Rows from a dataset
★ ★ ★ ★

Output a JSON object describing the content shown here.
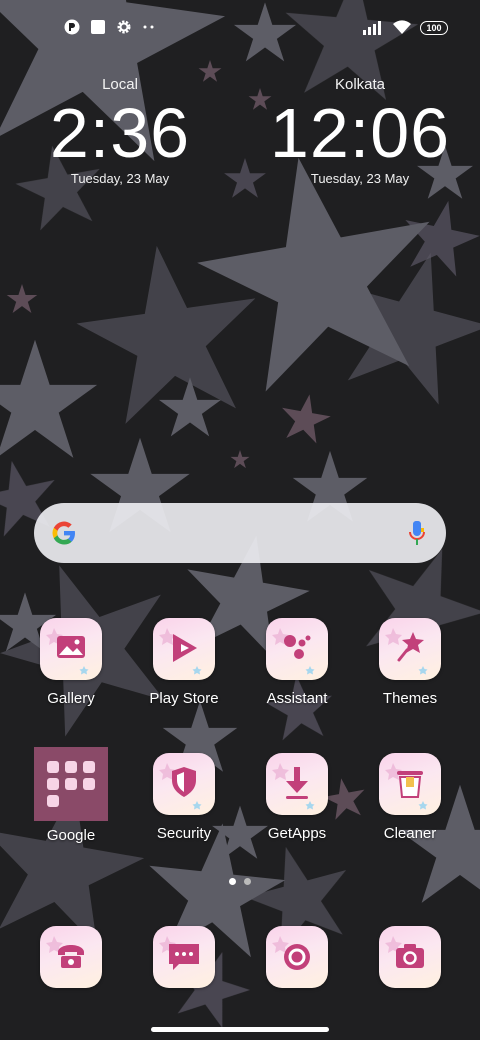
{
  "status_bar": {
    "left_icons": [
      "app-notification-icon",
      "square-notification-icon",
      "gear-icon",
      "more-dots-icon"
    ],
    "right_icons": [
      "signal-icon",
      "wifi-icon",
      "battery-icon"
    ],
    "battery": "100"
  },
  "clocks": [
    {
      "city": "Local",
      "time": "2:36",
      "date": "Tuesday, 23 May"
    },
    {
      "city": "Kolkata",
      "time": "12:06",
      "date": "Tuesday, 23 May"
    }
  ],
  "search": {
    "left_icon": "google-logo-icon",
    "right_icon": "microphone-icon"
  },
  "apps": {
    "row1": [
      {
        "label": "Gallery",
        "icon": "gallery-icon"
      },
      {
        "label": "Play Store",
        "icon": "play-store-icon"
      },
      {
        "label": "Assistant",
        "icon": "assistant-icon"
      },
      {
        "label": "Themes",
        "icon": "themes-icon"
      }
    ],
    "row2": [
      {
        "label": "Google",
        "icon": "folder-icon"
      },
      {
        "label": "Security",
        "icon": "security-icon"
      },
      {
        "label": "GetApps",
        "icon": "getapps-icon"
      },
      {
        "label": "Cleaner",
        "icon": "cleaner-icon"
      }
    ],
    "dock": [
      {
        "icon": "phone-icon"
      },
      {
        "icon": "messages-icon"
      },
      {
        "icon": "browser-icon"
      },
      {
        "icon": "camera-icon"
      }
    ]
  },
  "page_indicator": {
    "pages": 2,
    "current": 1
  },
  "colors": {
    "accent": "#c2407a",
    "tile_pink": "#f9d3ea",
    "background": "#1f1f21",
    "folder": "#8a4a68"
  }
}
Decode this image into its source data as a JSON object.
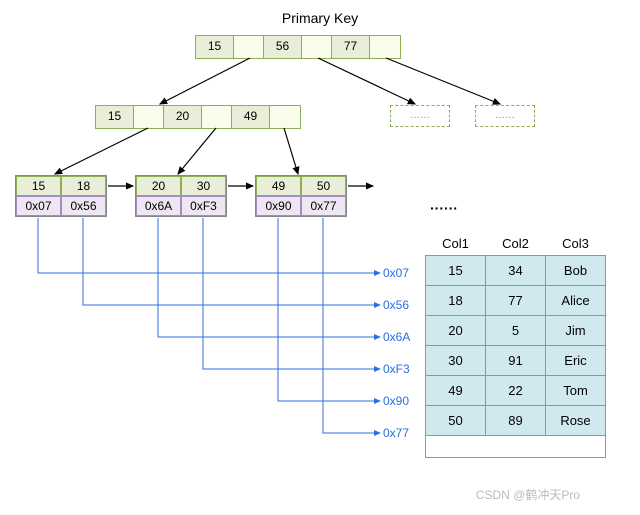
{
  "title": "Primary Key",
  "root": {
    "keys": [
      "15",
      "56",
      "77"
    ]
  },
  "mid": {
    "keys": [
      "15",
      "20",
      "49"
    ]
  },
  "leaves": [
    {
      "keys": [
        "15",
        "18"
      ],
      "ptrs": [
        "0x07",
        "0x56"
      ]
    },
    {
      "keys": [
        "20",
        "30"
      ],
      "ptrs": [
        "0x6A",
        "0xF3"
      ]
    },
    {
      "keys": [
        "49",
        "50"
      ],
      "ptrs": [
        "0x90",
        "0x77"
      ]
    }
  ],
  "ghost_label": "……",
  "ellipsis": "······",
  "pointer_labels": [
    "0x07",
    "0x56",
    "0x6A",
    "0xF3",
    "0x90",
    "0x77"
  ],
  "table": {
    "headers": [
      "Col1",
      "Col2",
      "Col3"
    ],
    "rows": [
      [
        "15",
        "34",
        "Bob"
      ],
      [
        "18",
        "77",
        "Alice"
      ],
      [
        "20",
        "5",
        "Jim"
      ],
      [
        "30",
        "91",
        "Eric"
      ],
      [
        "49",
        "22",
        "Tom"
      ],
      [
        "50",
        "89",
        "Rose"
      ]
    ]
  },
  "watermark": "CSDN @鹤冲天Pro"
}
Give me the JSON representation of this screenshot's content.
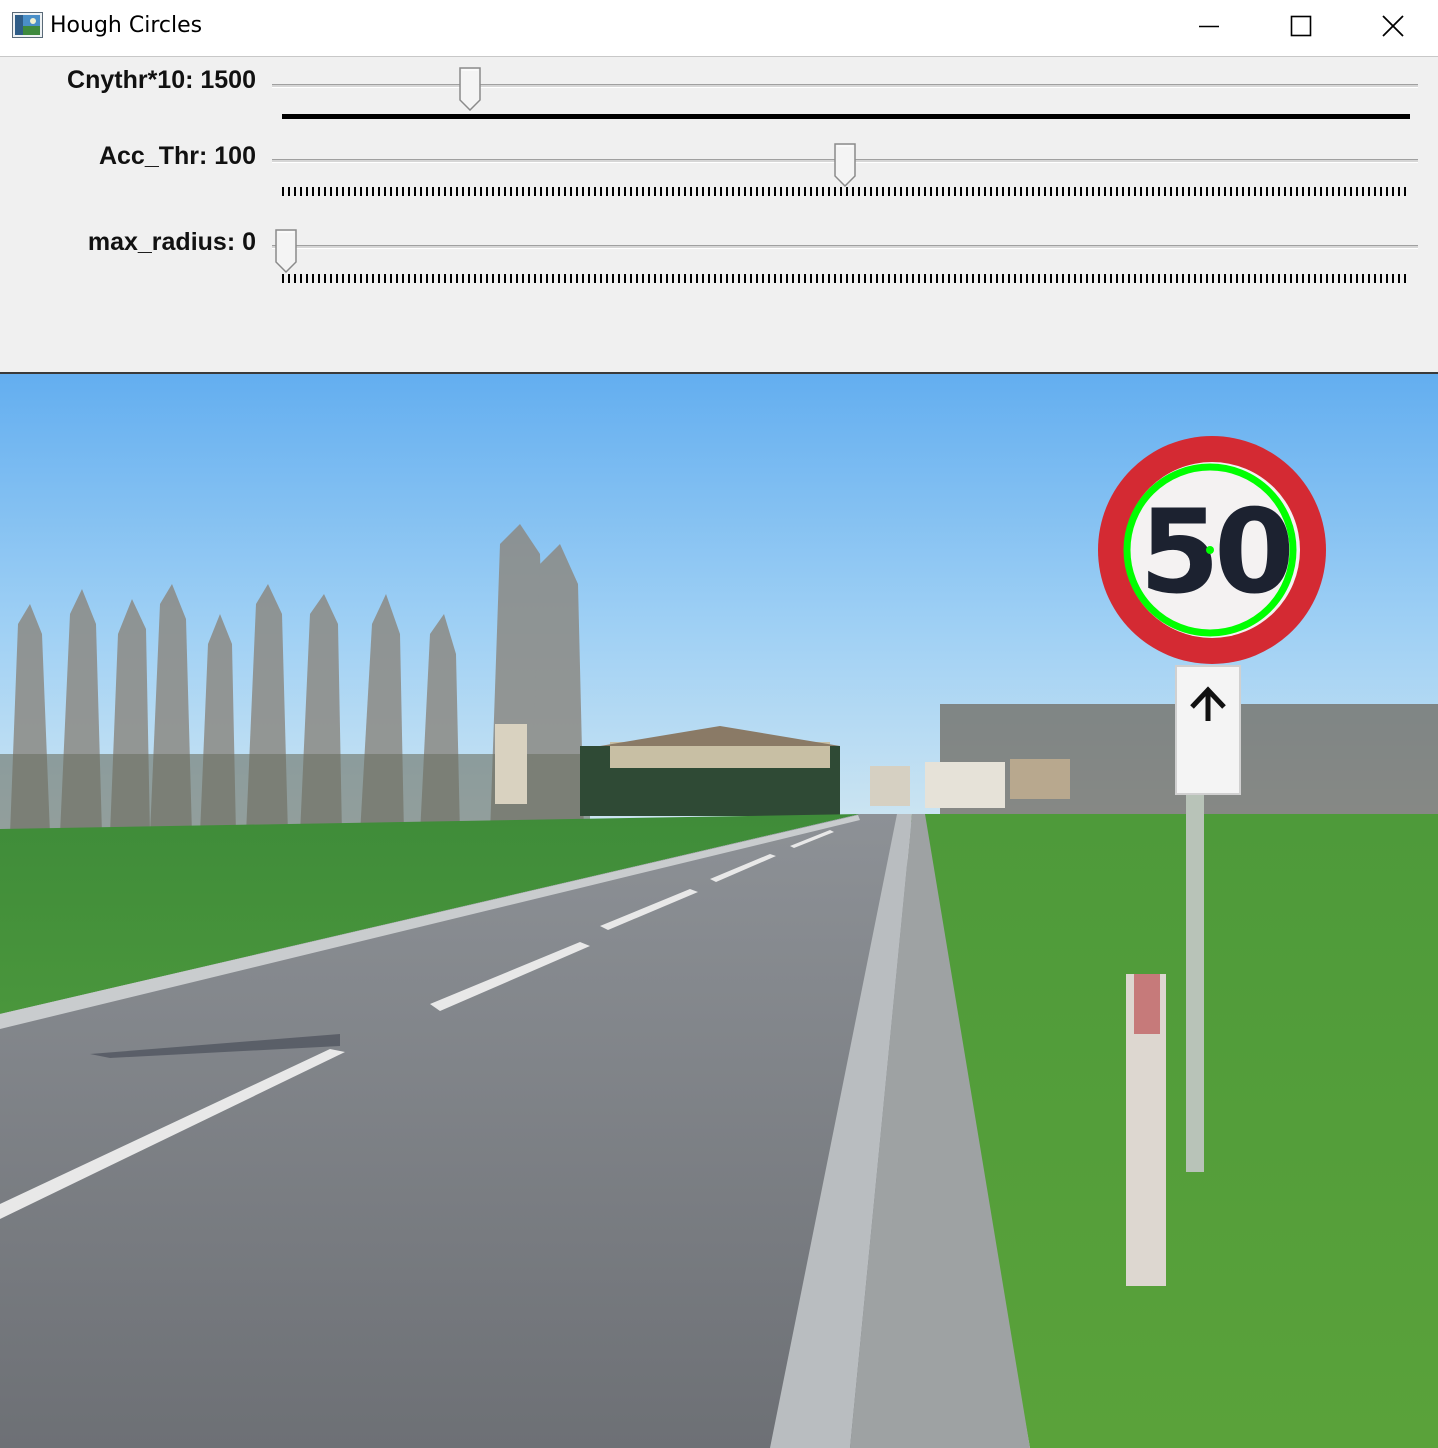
{
  "window": {
    "title": "Hough Circles",
    "controls": [
      "minimize",
      "maximize",
      "close"
    ]
  },
  "trackbars": [
    {
      "label": "Cnythr*10: 1500",
      "position": 0.17,
      "ticks": "solid"
    },
    {
      "label": "Acc_Thr: 100",
      "position": 0.5,
      "ticks": "dotted"
    },
    {
      "label": "max_radius: 0",
      "position": 0.0,
      "ticks": "dotted"
    }
  ],
  "image": {
    "sign_text": "50",
    "detected_circle_color": "#00ff00",
    "sign_ring_color": "#d42a33"
  },
  "colors": {
    "panel_bg": "#f0f0f0",
    "titlebar_bg": "#ffffff"
  }
}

★ ★ ★ ★

Directions >> Reproduce every line precisely as given, omitting all pictures.

The result >>
Output a JSON object describing the content shown here.
{
  "status_bar": {
    "left_icons": [
      "app-notification-icon",
      "square-notification-icon",
      "gear-icon",
      "more-dots-icon"
    ],
    "right_icons": [
      "signal-icon",
      "wifi-icon",
      "battery-icon"
    ],
    "battery": "100"
  },
  "clocks": [
    {
      "city": "Local",
      "time": "2:36",
      "date": "Tuesday, 23 May"
    },
    {
      "city": "Kolkata",
      "time": "12:06",
      "date": "Tuesday, 23 May"
    }
  ],
  "search": {
    "left_icon": "google-logo-icon",
    "right_icon": "microphone-icon"
  },
  "apps": {
    "row1": [
      {
        "label": "Gallery",
        "icon": "gallery-icon"
      },
      {
        "label": "Play Store",
        "icon": "play-store-icon"
      },
      {
        "label": "Assistant",
        "icon": "assistant-icon"
      },
      {
        "label": "Themes",
        "icon": "themes-icon"
      }
    ],
    "row2": [
      {
        "label": "Google",
        "icon": "folder-icon"
      },
      {
        "label": "Security",
        "icon": "security-icon"
      },
      {
        "label": "GetApps",
        "icon": "getapps-icon"
      },
      {
        "label": "Cleaner",
        "icon": "cleaner-icon"
      }
    ],
    "dock": [
      {
        "icon": "phone-icon"
      },
      {
        "icon": "messages-icon"
      },
      {
        "icon": "browser-icon"
      },
      {
        "icon": "camera-icon"
      }
    ]
  },
  "page_indicator": {
    "pages": 2,
    "current": 1
  },
  "colors": {
    "accent": "#c2407a",
    "tile_pink": "#f9d3ea",
    "background": "#1f1f21",
    "folder": "#8a4a68"
  }
}
Decode this image into its source data as a JSON object.
{
  "title": "Primary Key",
  "root": {
    "keys": [
      "15",
      "56",
      "77"
    ]
  },
  "mid": {
    "keys": [
      "15",
      "20",
      "49"
    ]
  },
  "leaves": [
    {
      "keys": [
        "15",
        "18"
      ],
      "ptrs": [
        "0x07",
        "0x56"
      ]
    },
    {
      "keys": [
        "20",
        "30"
      ],
      "ptrs": [
        "0x6A",
        "0xF3"
      ]
    },
    {
      "keys": [
        "49",
        "50"
      ],
      "ptrs": [
        "0x90",
        "0x77"
      ]
    }
  ],
  "ghost_label": "……",
  "ellipsis": "······",
  "pointer_labels": [
    "0x07",
    "0x56",
    "0x6A",
    "0xF3",
    "0x90",
    "0x77"
  ],
  "table": {
    "headers": [
      "Col1",
      "Col2",
      "Col3"
    ],
    "rows": [
      [
        "15",
        "34",
        "Bob"
      ],
      [
        "18",
        "77",
        "Alice"
      ],
      [
        "20",
        "5",
        "Jim"
      ],
      [
        "30",
        "91",
        "Eric"
      ],
      [
        "49",
        "22",
        "Tom"
      ],
      [
        "50",
        "89",
        "Rose"
      ]
    ]
  },
  "watermark": "CSDN @鹤冲天Pro"
}
Give me the JSON representation of this screenshot's content.
{
  "window": {
    "title": "Hough Circles",
    "controls": [
      "minimize",
      "maximize",
      "close"
    ]
  },
  "trackbars": [
    {
      "label": "Cnythr*10: 1500",
      "position": 0.17,
      "ticks": "solid"
    },
    {
      "label": "Acc_Thr: 100",
      "position": 0.5,
      "ticks": "dotted"
    },
    {
      "label": "max_radius: 0",
      "position": 0.0,
      "ticks": "dotted"
    }
  ],
  "image": {
    "sign_text": "50",
    "detected_circle_color": "#00ff00",
    "sign_ring_color": "#d42a33"
  },
  "colors": {
    "panel_bg": "#f0f0f0",
    "titlebar_bg": "#ffffff"
  }
}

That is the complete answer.